Task objective: Your task is to print all of the data word for word.

--- start of Input material ---

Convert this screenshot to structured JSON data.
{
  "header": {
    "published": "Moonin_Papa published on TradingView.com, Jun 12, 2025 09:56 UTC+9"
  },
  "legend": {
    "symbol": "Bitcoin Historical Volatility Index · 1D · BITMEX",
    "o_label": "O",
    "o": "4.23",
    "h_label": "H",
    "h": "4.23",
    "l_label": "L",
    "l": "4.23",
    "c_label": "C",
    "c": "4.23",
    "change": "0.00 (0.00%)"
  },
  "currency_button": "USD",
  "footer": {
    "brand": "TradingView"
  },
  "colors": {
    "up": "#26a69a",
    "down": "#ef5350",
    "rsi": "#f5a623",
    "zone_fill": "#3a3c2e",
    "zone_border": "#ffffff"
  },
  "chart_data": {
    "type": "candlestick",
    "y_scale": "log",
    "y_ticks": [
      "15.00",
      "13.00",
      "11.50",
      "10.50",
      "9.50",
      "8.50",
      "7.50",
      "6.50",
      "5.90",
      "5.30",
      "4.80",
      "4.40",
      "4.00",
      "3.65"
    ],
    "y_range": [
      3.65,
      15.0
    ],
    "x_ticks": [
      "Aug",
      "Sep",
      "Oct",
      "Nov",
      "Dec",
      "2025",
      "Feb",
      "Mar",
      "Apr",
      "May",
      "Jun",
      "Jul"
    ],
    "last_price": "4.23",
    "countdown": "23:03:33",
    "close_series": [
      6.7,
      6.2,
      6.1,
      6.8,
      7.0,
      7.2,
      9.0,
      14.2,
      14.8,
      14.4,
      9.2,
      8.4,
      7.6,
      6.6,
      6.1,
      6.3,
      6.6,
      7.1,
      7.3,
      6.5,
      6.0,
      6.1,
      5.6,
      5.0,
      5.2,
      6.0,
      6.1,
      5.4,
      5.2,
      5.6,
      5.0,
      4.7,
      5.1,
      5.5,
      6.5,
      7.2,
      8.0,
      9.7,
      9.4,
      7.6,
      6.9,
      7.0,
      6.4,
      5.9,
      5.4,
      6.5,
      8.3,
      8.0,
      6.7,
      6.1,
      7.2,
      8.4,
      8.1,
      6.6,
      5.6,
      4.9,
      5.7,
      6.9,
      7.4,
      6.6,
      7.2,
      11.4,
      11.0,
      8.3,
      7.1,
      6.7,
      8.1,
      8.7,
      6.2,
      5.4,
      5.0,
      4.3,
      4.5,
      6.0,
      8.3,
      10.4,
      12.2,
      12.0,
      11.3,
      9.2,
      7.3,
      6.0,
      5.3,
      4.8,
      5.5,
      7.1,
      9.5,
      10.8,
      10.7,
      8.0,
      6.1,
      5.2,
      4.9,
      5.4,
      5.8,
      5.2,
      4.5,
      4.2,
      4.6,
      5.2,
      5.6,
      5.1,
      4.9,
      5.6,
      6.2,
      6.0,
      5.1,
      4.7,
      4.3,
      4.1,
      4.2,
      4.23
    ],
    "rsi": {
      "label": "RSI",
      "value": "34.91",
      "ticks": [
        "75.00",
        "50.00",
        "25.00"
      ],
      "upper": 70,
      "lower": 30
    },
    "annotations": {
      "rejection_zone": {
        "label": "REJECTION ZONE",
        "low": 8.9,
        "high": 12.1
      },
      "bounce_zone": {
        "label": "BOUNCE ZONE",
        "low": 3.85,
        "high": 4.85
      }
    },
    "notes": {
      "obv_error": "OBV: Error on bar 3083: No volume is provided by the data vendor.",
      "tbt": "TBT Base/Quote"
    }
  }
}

--- end of Input material ---

Written response:
Convert this screenshot to structured JSON data.
{
  "header": {
    "published": "Moonin_Papa published on TradingView.com, Jun 12, 2025 09:56 UTC+9"
  },
  "legend": {
    "symbol": "Bitcoin Historical Volatility Index · 1D · BITMEX",
    "o_label": "O",
    "o": "4.23",
    "h_label": "H",
    "h": "4.23",
    "l_label": "L",
    "l": "4.23",
    "c_label": "C",
    "c": "4.23",
    "change": "0.00 (0.00%)"
  },
  "currency_button": "USD",
  "footer": {
    "brand": "TradingView"
  },
  "colors": {
    "up": "#26a69a",
    "down": "#ef5350",
    "rsi": "#f5a623",
    "zone_fill": "#3a3c2e",
    "zone_border": "#ffffff"
  },
  "chart_data": {
    "type": "candlestick",
    "y_scale": "log",
    "y_ticks": [
      "15.00",
      "13.00",
      "11.50",
      "10.50",
      "9.50",
      "8.50",
      "7.50",
      "6.50",
      "5.90",
      "5.30",
      "4.80",
      "4.40",
      "4.00",
      "3.65"
    ],
    "y_range": [
      3.65,
      15.0
    ],
    "x_ticks": [
      "Aug",
      "Sep",
      "Oct",
      "Nov",
      "Dec",
      "2025",
      "Feb",
      "Mar",
      "Apr",
      "May",
      "Jun",
      "Jul"
    ],
    "last_price": "4.23",
    "countdown": "23:03:33",
    "close_series": [
      6.7,
      6.2,
      6.1,
      6.8,
      7.0,
      7.2,
      9.0,
      14.2,
      14.8,
      14.4,
      9.2,
      8.4,
      7.6,
      6.6,
      6.1,
      6.3,
      6.6,
      7.1,
      7.3,
      6.5,
      6.0,
      6.1,
      5.6,
      5.0,
      5.2,
      6.0,
      6.1,
      5.4,
      5.2,
      5.6,
      5.0,
      4.7,
      5.1,
      5.5,
      6.5,
      7.2,
      8.0,
      9.7,
      9.4,
      7.6,
      6.9,
      7.0,
      6.4,
      5.9,
      5.4,
      6.5,
      8.3,
      8.0,
      6.7,
      6.1,
      7.2,
      8.4,
      8.1,
      6.6,
      5.6,
      4.9,
      5.7,
      6.9,
      7.4,
      6.6,
      7.2,
      11.4,
      11.0,
      8.3,
      7.1,
      6.7,
      8.1,
      8.7,
      6.2,
      5.4,
      5.0,
      4.3,
      4.5,
      6.0,
      8.3,
      10.4,
      12.2,
      12.0,
      11.3,
      9.2,
      7.3,
      6.0,
      5.3,
      4.8,
      5.5,
      7.1,
      9.5,
      10.8,
      10.7,
      8.0,
      6.1,
      5.2,
      4.9,
      5.4,
      5.8,
      5.2,
      4.5,
      4.2,
      4.6,
      5.2,
      5.6,
      5.1,
      4.9,
      5.6,
      6.2,
      6.0,
      5.1,
      4.7,
      4.3,
      4.1,
      4.2,
      4.23
    ],
    "rsi": {
      "label": "RSI",
      "value": "34.91",
      "ticks": [
        "75.00",
        "50.00",
        "25.00"
      ],
      "upper": 70,
      "lower": 30
    },
    "annotations": {
      "rejection_zone": {
        "label": "REJECTION ZONE",
        "low": 8.9,
        "high": 12.1
      },
      "bounce_zone": {
        "label": "BOUNCE ZONE",
        "low": 3.85,
        "high": 4.85
      }
    },
    "notes": {
      "obv_error": "OBV: Error on bar 3083: No volume is provided by the data vendor.",
      "tbt": "TBT Base/Quote"
    }
  }
}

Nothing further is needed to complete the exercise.